REQUIRED WORK — Every entry below must be repeated exactly; skip the pictures.

DATA SUPPLIED —
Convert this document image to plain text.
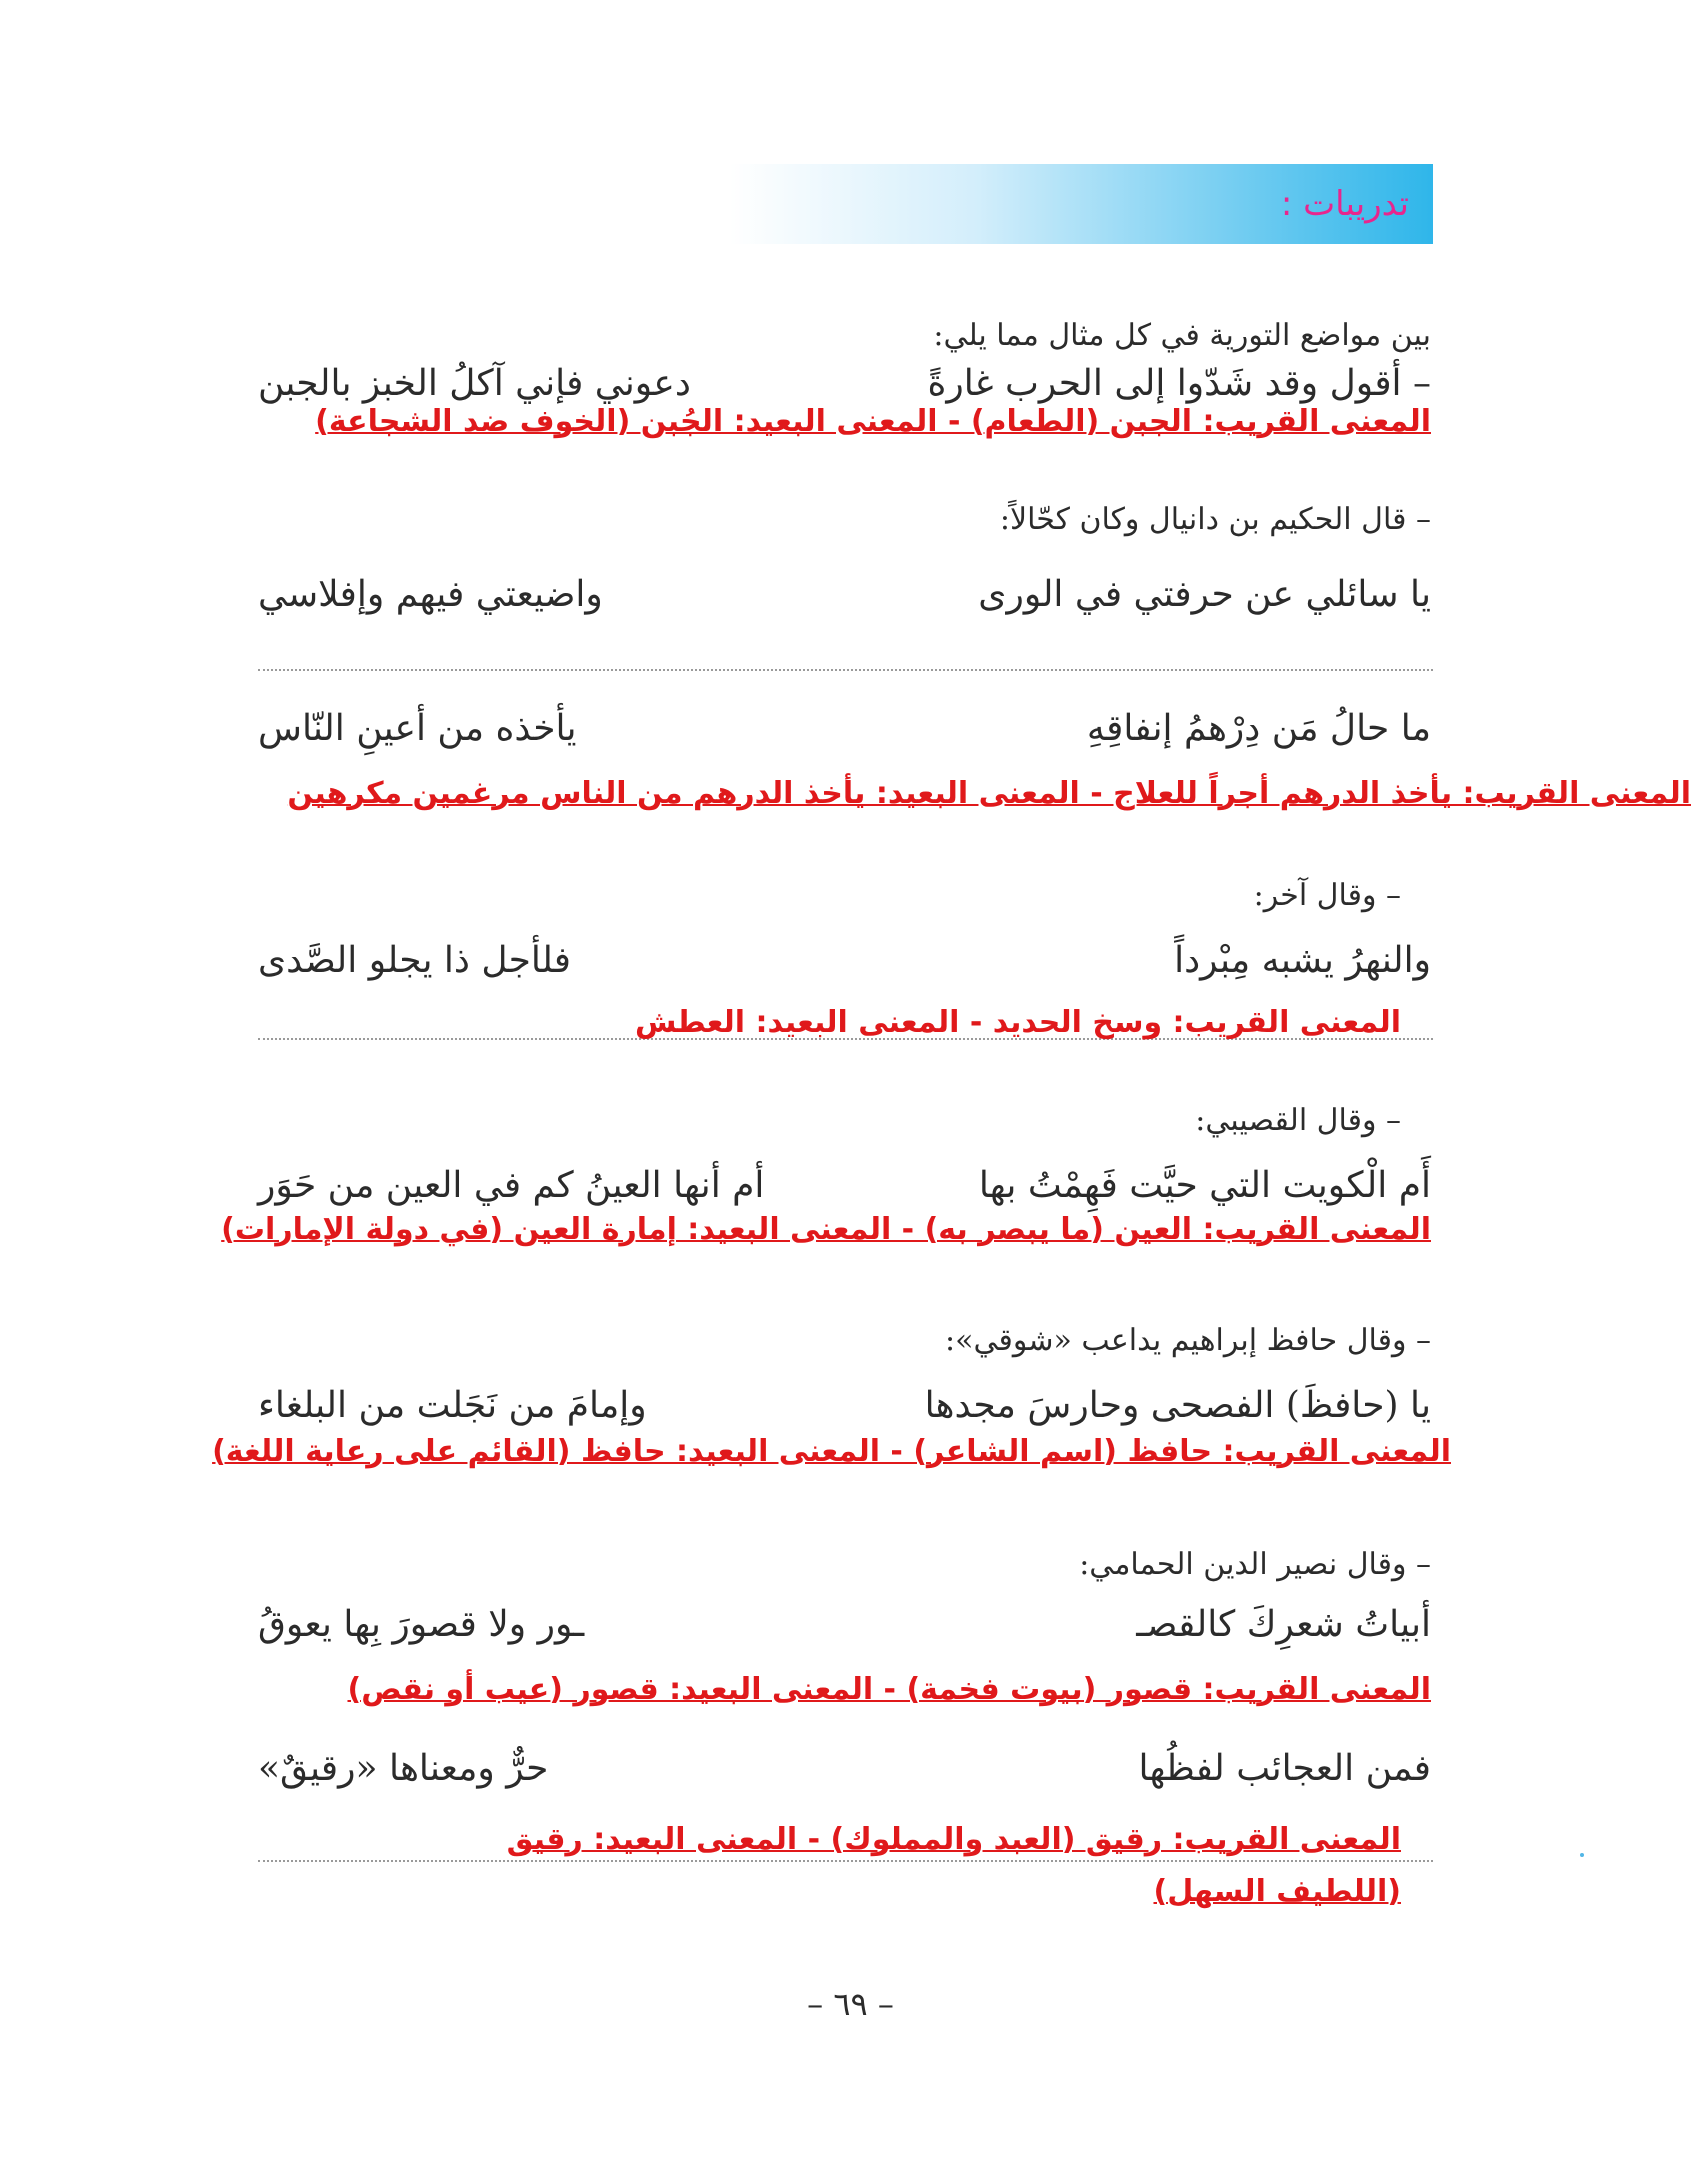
تدريبات :
بين مواضع التورية في كل مثال مما يلي:
– أقول وقد شَدّوا إلى الحرب غارةً
دعوني فإني آكلُ الخبز بالجبن
المعنى القريب: الجبن (الطعام) - المعنى البعيد: الجُبن (الخوف ضد الشجاعة)
– قال الحكيم بن دانيال وكان كحّالاً:
يا سائلي عن حرفتي في الورى
واضيعتي فيهم وإفلاسي
ما حالُ مَن دِرْهمُ إنفاقِهِ
يأخذه من أعينِ النّاس
المعنى القريب: يأخذ الدرهم أجراً للعلاج - المعنى البعيد: يأخذ الدرهم من الناس مرغمين مكرهين
– وقال آخر:
والنهرُ يشبه مِبْرداً
فلأجل ذا يجلو الصَّدى
المعنى القريب: وسخ الحديد - المعنى البعيد: العطش
– وقال القصيبي:
أَم الْكويت التي حيَّت فَهِمْتُ بها
أم أنها العينُ كم في العين من حَوَر
المعنى القريب: العين (ما يبصر به) - المعنى البعيد: إمارة العين (في دولة الإمارات)
– وقال حافظ إبراهيم يداعب «شوقي»:
يا (حافظَ) الفصحى وحارسَ مجدها
وإمامَ من نَجَلت من البلغاء
المعنى القريب: حافظ (اسم الشاعر) - المعنى البعيد: حافظ (القائم على رعاية اللغة)
– وقال نصير الدين الحمامي:
أبياتُ شعرِكَ كالقصـ
ـور ولا قصورَ بِها يعوقُ
المعنى القريب: قصور (بيوت فخمة) - المعنى البعيد: قصور (عيب أو نقص)
فمن العجائب لفظُها
حرٌّ ومعناها «رقيقٌ»
المعنى القريب: رقيق (العبد والمملوك) - المعنى البعيد: رقيق
(اللطيف السهل)
– ٦٩ –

FINISHED ANSWER —
Convert this document image to plain text.
تدريبات :
بين مواضع التورية في كل مثال مما يلي:
– أقول وقد شَدّوا إلى الحرب غارةً
دعوني فإني آكلُ الخبز بالجبن
المعنى القريب: الجبن (الطعام) - المعنى البعيد: الجُبن (الخوف ضد الشجاعة)
– قال الحكيم بن دانيال وكان كحّالاً:
يا سائلي عن حرفتي في الورى
واضيعتي فيهم وإفلاسي
ما حالُ مَن دِرْهمُ إنفاقِهِ
يأخذه من أعينِ النّاس
المعنى القريب: يأخذ الدرهم أجراً للعلاج - المعنى البعيد: يأخذ الدرهم من الناس مرغمين مكرهين
– وقال آخر:
والنهرُ يشبه مِبْرداً
فلأجل ذا يجلو الصَّدى
المعنى القريب: وسخ الحديد - المعنى البعيد: العطش
– وقال القصيبي:
أَم الْكويت التي حيَّت فَهِمْتُ بها
أم أنها العينُ كم في العين من حَوَر
المعنى القريب: العين (ما يبصر به) - المعنى البعيد: إمارة العين (في دولة الإمارات)
– وقال حافظ إبراهيم يداعب «شوقي»:
يا (حافظَ) الفصحى وحارسَ مجدها
وإمامَ من نَجَلت من البلغاء
المعنى القريب: حافظ (اسم الشاعر) - المعنى البعيد: حافظ (القائم على رعاية اللغة)
– وقال نصير الدين الحمامي:
أبياتُ شعرِكَ كالقصـ
ـور ولا قصورَ بِها يعوقُ
المعنى القريب: قصور (بيوت فخمة) - المعنى البعيد: قصور (عيب أو نقص)
فمن العجائب لفظُها
حرٌّ ومعناها «رقيقٌ»
المعنى القريب: رقيق (العبد والمملوك) - المعنى البعيد: رقيق
(اللطيف السهل)
– ٦٩ –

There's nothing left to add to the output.